» **Exercise directions**
Return every line of the material exactly.

» **Data to process**
######

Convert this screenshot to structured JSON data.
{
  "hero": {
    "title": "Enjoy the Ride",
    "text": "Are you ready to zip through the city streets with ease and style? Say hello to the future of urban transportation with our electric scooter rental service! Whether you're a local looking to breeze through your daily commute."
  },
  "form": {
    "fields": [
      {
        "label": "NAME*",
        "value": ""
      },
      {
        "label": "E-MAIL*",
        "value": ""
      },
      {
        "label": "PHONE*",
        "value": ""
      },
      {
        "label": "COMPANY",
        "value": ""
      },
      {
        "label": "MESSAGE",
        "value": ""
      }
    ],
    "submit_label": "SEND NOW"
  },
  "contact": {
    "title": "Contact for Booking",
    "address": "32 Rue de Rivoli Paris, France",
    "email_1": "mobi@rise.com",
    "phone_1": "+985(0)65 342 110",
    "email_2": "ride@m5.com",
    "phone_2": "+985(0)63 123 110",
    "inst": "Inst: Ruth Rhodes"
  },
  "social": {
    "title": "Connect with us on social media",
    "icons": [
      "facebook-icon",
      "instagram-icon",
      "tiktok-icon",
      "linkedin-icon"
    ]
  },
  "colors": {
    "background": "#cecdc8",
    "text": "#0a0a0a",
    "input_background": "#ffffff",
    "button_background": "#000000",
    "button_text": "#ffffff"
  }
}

######

» **Output of the exercise**
Convert this screenshot to structured JSON data.
{
  "hero": {
    "title": "Enjoy the Ride",
    "text": "Are you ready to zip through the city streets with ease and style? Say hello to the future of urban transportation with our electric scooter rental service! Whether you're a local looking to breeze through your daily commute."
  },
  "form": {
    "fields": [
      {
        "label": "NAME*",
        "value": ""
      },
      {
        "label": "E-MAIL*",
        "value": ""
      },
      {
        "label": "PHONE*",
        "value": ""
      },
      {
        "label": "COMPANY",
        "value": ""
      },
      {
        "label": "MESSAGE",
        "value": ""
      }
    ],
    "submit_label": "SEND NOW"
  },
  "contact": {
    "title": "Contact for Booking",
    "address": "32 Rue de Rivoli Paris, France",
    "email_1": "mobi@rise.com",
    "phone_1": "+985(0)65 342 110",
    "email_2": "ride@m5.com",
    "phone_2": "+985(0)63 123 110",
    "inst": "Inst: Ruth Rhodes"
  },
  "social": {
    "title": "Connect with us on social media",
    "icons": [
      "facebook-icon",
      "instagram-icon",
      "tiktok-icon",
      "linkedin-icon"
    ]
  },
  "colors": {
    "background": "#cecdc8",
    "text": "#0a0a0a",
    "input_background": "#ffffff",
    "button_background": "#000000",
    "button_text": "#ffffff"
  }
}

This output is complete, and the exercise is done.